*Work to complete:* Write out each line in which the string "부탁드립니다" is present.

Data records

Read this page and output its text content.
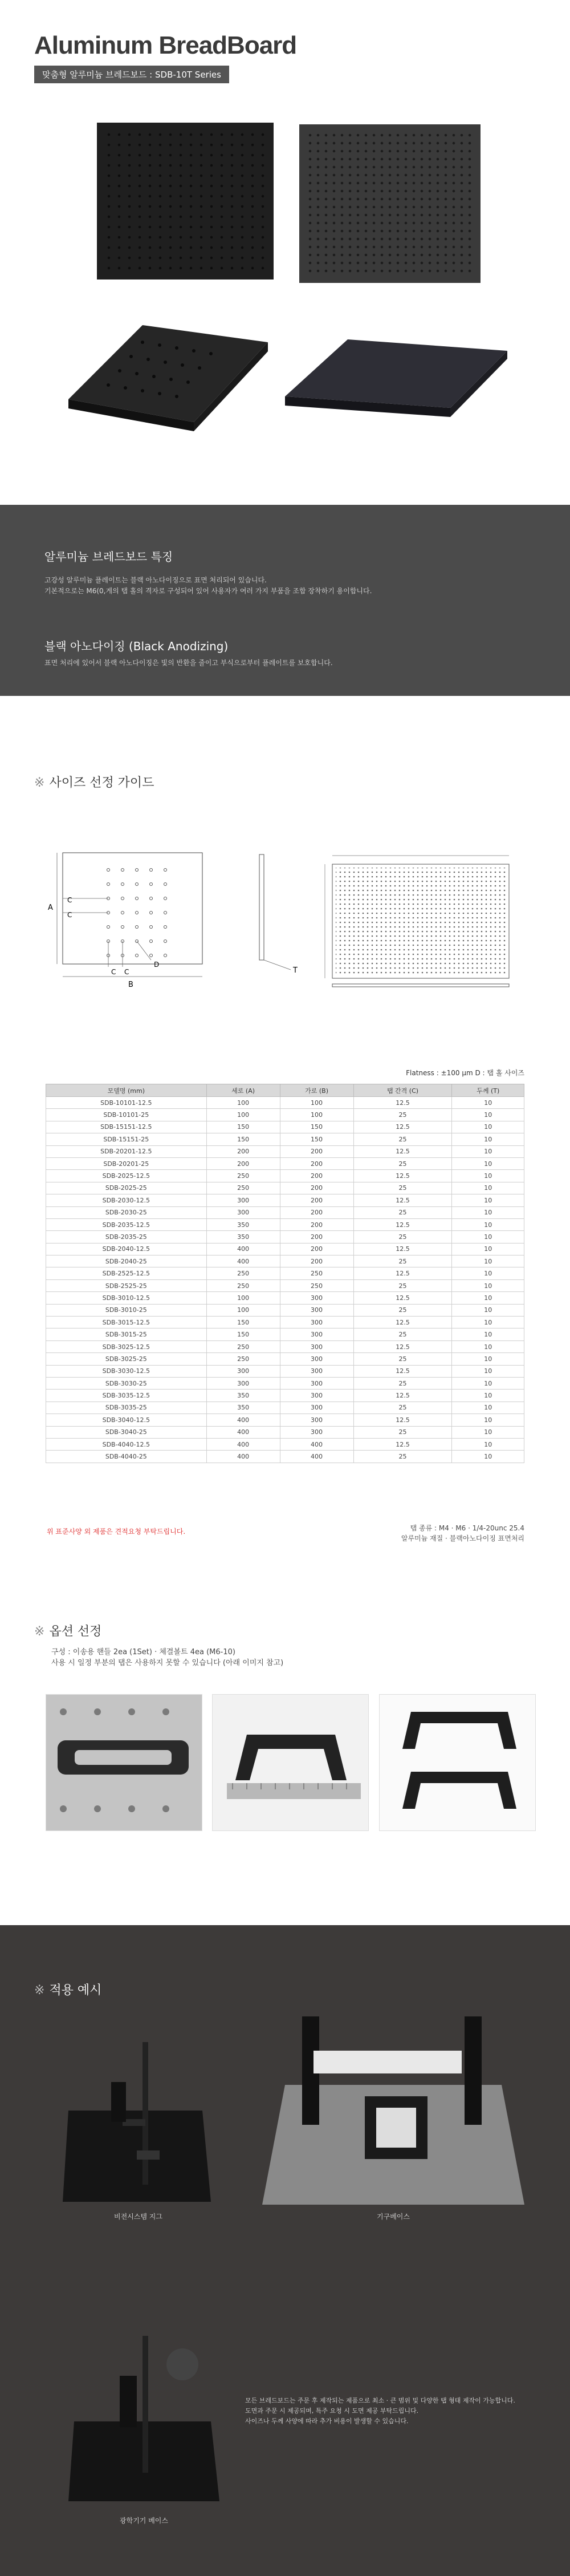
Aluminum BreadBoard
맞춤형 알루미늄 브레드보드 : SDB-10T Series
알루미늄 브레드보드 특징

고강성 알루미늄 플레이트는 블랙 아노다이징으로 표면 처리되어 있습니다.

기본적으로는 M6(0,게의 탭 홀의 격자로 구성되어 있어 사용자가 여러 가지 부품을 조합 장착하기 용이합니다.

블랙 아노다이징 (Black Anodizing)

표면 처리에 있어서 블랙 아노다이징은 빛의 반환을 줄이고 부식으로부터 플레이트를 보호합니다.

※ 사이즈 선정 가이드
A
B
C
C
C C
D
T
Flatness : ±100 μm D : 탭 홀 사이즈
모델명 (mm)	세로 (A)	가로 (B)	탭 간격 (C)	두께 (T)
SDB-10101-12.5	100	100	12.5	10
SDB-10101-25	100	100	25	10
SDB-15151-12.5	150	150	12.5	10
SDB-15151-25	150	150	25	10
SDB-20201-12.5	200	200	12.5	10
SDB-20201-25	200	200	25	10
SDB-2025-12.5	250	200	12.5	10
SDB-2025-25	250	200	25	10
SDB-2030-12.5	300	200	12.5	10
SDB-2030-25	300	200	25	10
SDB-2035-12.5	350	200	12.5	10
SDB-2035-25	350	200	25	10
SDB-2040-12.5	400	200	12.5	10
SDB-2040-25	400	200	25	10
SDB-2525-12.5	250	250	12.5	10
SDB-2525-25	250	250	25	10
SDB-3010-12.5	100	300	12.5	10
SDB-3010-25	100	300	25	10
SDB-3015-12.5	150	300	12.5	10
SDB-3015-25	150	300	25	10
SDB-3025-12.5	250	300	12.5	10
SDB-3025-25	250	300	25	10
SDB-3030-12.5	300	300	12.5	10
SDB-3030-25	300	300	25	10
SDB-3035-12.5	350	300	12.5	10
SDB-3035-25	350	300	25	10
SDB-3040-12.5	400	300	12.5	10
SDB-3040-25	400	300	25	10
SDB-4040-12.5	400	400	12.5	10
SDB-4040-25	400	400	25	10
위 표준사양 외 제품은 견적요청 부탁드립니다.	탭 종류 : M4 · M6 · 1/4-20unc 25.4
알루미늄 재질 · 블랙아노다이징 표면처리
※ 옵션 선정
구성 : 이송용 핸들 2ea (1Set) · 체결볼트 4ea (M6-10)
사용 시 일정 부분의 탭은 사용하지 못할 수 있습니다 (아래 이미지 참고)
※ 적용 예시
비전시스템 지그	기구베이스
광학기기 베이스
모든 브레드보드는 주문 후 제작되는 제품으로 최소 · 큰 범위 및 다양한 탭 형태 제작이 가능합니다.
도면과 주문 시 제공되며, 특주 요청 시 도면 제공 부탁드립니다.
사이즈나 두께 사양에 따라 추가 비용이 발생할 수 있습니다.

*In response:*
위 표준사양 외 제품은 견적요청 부탁드립니다.	탭 종류 : M4 · M6 · 1/4-20unc 25.4
도면과 주문 시 제공되며, 특주 요청 시 도면 제공 부탁드립니다.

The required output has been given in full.